Data listing
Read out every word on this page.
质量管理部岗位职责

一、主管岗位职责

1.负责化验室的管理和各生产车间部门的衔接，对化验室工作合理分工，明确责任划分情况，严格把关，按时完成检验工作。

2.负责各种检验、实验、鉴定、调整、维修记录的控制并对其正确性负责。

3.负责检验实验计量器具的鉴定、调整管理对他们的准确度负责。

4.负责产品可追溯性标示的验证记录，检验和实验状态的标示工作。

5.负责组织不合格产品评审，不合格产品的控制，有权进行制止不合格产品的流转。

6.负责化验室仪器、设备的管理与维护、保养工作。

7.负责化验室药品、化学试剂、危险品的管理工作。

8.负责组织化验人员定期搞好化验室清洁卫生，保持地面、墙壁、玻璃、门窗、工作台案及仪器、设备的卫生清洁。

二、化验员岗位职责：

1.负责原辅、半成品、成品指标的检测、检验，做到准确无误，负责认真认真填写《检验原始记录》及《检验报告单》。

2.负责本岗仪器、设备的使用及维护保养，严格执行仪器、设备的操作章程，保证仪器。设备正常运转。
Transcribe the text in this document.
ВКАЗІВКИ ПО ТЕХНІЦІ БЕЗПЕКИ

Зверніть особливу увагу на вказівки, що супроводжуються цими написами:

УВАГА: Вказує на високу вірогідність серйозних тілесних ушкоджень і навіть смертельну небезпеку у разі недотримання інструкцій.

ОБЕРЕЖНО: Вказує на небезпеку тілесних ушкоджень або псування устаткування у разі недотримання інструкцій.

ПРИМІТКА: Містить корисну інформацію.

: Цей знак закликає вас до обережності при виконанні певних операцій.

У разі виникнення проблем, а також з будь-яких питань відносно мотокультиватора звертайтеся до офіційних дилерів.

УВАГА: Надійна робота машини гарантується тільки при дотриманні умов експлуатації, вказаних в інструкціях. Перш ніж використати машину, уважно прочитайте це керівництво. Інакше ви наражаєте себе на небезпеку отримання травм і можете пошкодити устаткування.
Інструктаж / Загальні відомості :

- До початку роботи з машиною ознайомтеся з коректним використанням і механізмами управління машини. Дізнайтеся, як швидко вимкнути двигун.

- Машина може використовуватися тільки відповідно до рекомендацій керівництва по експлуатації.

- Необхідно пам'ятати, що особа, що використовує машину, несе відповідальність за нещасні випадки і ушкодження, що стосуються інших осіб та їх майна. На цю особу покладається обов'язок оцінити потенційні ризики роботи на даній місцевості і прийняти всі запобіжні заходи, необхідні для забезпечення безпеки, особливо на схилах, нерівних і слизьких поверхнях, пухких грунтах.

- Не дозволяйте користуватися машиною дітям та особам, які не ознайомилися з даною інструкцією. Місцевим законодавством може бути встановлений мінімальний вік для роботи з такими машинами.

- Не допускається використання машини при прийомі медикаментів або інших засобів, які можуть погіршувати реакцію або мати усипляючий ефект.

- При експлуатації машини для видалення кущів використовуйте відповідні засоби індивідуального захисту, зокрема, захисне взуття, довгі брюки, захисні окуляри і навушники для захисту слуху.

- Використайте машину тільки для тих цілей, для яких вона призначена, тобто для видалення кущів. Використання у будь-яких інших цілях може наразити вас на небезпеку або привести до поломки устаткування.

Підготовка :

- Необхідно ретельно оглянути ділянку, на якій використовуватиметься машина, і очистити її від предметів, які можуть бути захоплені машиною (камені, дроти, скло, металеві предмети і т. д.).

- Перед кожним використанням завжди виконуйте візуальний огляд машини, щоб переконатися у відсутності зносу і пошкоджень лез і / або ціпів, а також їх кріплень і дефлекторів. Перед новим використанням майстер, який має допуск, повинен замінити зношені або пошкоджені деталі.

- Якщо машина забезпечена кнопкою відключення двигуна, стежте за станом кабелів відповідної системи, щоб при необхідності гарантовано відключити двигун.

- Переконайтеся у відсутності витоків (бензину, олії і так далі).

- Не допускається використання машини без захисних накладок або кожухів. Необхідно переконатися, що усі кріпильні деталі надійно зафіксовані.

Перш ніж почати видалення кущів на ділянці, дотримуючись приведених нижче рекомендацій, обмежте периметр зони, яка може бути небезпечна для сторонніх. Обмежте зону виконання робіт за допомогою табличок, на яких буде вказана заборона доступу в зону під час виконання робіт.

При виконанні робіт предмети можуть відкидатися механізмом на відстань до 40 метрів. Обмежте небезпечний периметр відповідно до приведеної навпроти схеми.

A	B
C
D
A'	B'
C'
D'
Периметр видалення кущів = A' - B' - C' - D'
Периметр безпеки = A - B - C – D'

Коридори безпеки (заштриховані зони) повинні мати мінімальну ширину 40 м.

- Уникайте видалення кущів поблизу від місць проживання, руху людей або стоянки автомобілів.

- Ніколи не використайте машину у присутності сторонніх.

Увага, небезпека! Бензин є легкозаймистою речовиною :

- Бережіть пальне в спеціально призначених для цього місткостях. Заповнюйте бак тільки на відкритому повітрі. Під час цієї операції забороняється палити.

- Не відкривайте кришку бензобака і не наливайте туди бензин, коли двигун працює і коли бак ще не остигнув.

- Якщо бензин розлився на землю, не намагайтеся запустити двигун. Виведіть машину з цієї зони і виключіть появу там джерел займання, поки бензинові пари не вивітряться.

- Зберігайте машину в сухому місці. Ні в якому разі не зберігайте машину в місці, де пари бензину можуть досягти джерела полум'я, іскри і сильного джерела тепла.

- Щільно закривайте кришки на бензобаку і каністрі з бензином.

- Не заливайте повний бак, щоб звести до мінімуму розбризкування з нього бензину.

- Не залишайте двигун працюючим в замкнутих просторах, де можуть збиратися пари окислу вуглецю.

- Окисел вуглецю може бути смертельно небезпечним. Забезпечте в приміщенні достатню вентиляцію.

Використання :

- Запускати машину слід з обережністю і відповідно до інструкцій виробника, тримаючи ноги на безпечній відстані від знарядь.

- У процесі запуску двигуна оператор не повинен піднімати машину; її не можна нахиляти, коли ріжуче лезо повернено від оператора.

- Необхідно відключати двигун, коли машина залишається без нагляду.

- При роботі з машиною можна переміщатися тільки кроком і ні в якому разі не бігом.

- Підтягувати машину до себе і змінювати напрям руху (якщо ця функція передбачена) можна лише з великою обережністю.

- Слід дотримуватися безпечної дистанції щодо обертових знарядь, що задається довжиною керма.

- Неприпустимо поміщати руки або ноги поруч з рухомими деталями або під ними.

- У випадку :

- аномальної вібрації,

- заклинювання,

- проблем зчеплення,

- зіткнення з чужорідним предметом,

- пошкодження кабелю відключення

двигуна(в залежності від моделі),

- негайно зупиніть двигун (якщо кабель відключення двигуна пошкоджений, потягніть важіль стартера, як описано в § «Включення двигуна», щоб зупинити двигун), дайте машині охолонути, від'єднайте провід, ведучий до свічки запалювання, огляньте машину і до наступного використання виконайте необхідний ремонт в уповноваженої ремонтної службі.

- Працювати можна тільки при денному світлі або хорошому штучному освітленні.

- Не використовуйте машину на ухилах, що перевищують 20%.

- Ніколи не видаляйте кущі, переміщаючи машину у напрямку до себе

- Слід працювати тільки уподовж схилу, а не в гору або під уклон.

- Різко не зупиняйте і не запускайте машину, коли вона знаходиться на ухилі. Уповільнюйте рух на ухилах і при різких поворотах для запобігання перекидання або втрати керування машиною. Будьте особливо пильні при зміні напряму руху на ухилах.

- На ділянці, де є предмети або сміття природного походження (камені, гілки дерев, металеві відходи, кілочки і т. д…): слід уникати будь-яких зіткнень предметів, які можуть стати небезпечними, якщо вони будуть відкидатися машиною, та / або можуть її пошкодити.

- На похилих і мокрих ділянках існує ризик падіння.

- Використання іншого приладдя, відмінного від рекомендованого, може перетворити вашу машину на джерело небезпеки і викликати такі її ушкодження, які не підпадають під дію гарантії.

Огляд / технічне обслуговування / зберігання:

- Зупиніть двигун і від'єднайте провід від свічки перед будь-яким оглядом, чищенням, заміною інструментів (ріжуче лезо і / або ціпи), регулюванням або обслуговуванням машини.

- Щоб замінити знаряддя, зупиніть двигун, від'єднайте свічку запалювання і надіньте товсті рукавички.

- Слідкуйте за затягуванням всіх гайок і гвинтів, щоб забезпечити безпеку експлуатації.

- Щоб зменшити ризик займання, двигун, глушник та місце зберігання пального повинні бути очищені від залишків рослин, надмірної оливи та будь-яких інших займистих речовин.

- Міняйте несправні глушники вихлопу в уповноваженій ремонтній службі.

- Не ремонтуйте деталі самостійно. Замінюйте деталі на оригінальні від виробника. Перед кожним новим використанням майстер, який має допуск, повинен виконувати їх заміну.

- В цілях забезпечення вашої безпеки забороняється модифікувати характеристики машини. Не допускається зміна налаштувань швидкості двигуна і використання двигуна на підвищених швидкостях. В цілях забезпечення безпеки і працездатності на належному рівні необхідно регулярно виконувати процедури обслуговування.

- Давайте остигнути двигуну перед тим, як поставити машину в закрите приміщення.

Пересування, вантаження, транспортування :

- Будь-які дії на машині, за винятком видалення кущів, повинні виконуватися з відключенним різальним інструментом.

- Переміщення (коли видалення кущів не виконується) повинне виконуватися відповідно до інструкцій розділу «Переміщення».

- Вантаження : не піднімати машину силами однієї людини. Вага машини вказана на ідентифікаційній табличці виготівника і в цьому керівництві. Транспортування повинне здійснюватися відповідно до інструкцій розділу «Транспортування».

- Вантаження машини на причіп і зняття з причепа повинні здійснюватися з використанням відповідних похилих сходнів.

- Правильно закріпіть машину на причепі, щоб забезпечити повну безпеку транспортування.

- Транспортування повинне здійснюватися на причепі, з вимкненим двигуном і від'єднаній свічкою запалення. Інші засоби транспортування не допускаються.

▸ **The exercise**: Return every line above in which the string "забезпечити" occurs.

▸ **Exercise solution**:
- Слідкуйте за затягуванням всіх гайок і гвинтів, щоб забезпечити безпеку експлуатації.
- Правильно закріпіть машину на причепі, щоб забезпечити повну безпеку транспортування.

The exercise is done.